How many lines hold the string "сигарет"? Reply with the number alone.

MATERIAL FOR THIS TASK:
##############################

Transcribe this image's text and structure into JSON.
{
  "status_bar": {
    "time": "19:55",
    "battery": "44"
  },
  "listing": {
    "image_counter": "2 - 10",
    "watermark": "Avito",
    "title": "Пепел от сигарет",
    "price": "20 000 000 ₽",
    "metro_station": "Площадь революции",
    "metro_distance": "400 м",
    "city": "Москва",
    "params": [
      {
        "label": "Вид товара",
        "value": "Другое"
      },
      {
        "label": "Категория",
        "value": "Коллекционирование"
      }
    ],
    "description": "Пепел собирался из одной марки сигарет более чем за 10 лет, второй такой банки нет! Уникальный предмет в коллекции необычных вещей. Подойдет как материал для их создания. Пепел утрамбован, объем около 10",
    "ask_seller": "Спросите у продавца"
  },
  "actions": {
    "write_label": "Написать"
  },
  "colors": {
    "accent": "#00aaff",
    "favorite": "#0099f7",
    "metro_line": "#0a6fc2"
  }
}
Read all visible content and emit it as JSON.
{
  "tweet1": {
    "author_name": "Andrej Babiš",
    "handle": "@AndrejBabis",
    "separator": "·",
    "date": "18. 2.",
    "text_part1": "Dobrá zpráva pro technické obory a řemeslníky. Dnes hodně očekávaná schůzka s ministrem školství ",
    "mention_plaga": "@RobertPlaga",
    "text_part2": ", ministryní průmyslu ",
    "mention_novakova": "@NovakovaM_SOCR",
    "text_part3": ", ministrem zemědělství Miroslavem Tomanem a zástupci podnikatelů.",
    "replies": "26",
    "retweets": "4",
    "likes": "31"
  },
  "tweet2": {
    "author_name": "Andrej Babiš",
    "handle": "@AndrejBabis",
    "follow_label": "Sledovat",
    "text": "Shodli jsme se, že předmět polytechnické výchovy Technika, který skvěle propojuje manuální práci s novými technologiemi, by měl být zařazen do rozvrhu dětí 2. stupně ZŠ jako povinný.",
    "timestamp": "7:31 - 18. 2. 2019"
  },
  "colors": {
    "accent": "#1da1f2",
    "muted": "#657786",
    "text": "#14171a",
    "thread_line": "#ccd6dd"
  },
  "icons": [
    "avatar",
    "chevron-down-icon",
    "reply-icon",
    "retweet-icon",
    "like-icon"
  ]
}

##############################

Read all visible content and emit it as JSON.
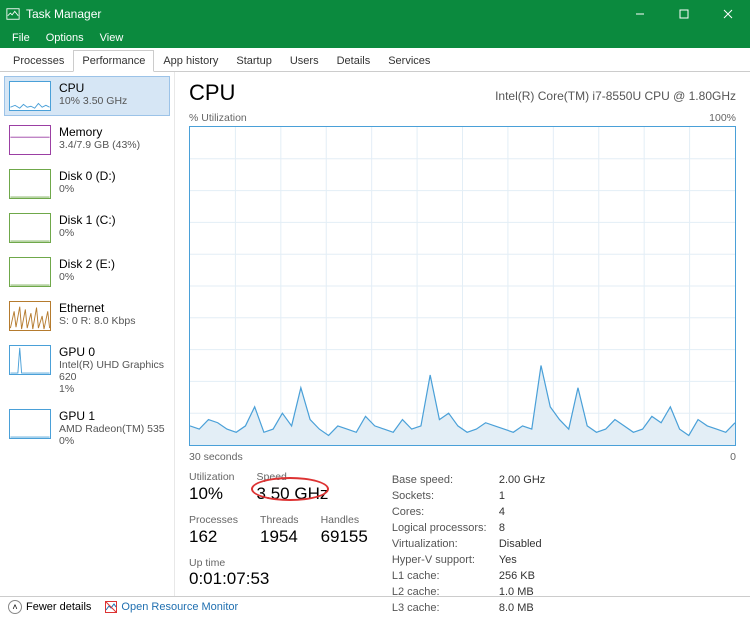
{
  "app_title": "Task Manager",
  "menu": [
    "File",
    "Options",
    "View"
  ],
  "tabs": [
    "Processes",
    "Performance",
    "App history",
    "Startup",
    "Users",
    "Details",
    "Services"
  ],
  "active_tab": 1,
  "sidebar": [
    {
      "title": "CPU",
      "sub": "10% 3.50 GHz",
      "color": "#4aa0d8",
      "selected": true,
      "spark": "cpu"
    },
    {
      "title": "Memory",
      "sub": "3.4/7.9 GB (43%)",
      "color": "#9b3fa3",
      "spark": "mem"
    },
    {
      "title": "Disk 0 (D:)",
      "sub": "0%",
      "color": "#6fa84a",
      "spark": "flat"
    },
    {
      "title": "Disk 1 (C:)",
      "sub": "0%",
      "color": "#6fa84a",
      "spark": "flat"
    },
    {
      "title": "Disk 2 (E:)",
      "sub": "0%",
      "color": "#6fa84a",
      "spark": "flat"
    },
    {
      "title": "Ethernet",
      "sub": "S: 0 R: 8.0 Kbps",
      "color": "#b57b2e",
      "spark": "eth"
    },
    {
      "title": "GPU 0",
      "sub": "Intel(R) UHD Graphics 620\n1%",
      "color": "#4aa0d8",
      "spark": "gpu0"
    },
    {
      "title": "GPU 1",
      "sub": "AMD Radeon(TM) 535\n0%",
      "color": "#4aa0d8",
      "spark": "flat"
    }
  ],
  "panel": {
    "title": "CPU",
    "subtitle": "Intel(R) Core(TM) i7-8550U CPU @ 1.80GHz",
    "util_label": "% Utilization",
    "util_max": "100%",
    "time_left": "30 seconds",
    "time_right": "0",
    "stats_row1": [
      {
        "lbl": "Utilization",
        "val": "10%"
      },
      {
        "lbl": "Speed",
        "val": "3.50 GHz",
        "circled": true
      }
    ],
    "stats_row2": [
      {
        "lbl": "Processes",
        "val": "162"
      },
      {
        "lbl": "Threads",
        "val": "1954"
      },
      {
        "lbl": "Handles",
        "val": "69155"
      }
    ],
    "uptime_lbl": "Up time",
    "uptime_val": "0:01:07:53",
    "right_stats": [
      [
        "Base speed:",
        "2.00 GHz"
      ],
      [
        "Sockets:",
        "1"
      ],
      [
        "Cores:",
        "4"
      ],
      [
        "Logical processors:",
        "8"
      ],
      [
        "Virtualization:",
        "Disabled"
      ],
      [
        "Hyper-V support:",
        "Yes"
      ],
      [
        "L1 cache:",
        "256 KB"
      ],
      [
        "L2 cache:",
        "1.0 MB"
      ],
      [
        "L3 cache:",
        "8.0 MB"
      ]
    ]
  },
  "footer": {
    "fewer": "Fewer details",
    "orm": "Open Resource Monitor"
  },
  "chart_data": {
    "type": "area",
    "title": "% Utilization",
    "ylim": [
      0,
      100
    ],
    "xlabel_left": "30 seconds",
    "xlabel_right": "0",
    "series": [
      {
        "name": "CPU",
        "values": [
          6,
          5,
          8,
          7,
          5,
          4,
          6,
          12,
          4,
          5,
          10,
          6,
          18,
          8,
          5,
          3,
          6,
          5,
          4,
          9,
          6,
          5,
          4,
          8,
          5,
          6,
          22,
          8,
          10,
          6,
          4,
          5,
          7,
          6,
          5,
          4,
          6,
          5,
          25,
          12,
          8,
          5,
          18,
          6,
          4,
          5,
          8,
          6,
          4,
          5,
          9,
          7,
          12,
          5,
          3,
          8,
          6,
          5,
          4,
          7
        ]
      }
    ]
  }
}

##############################

ANSWER BELOW:
2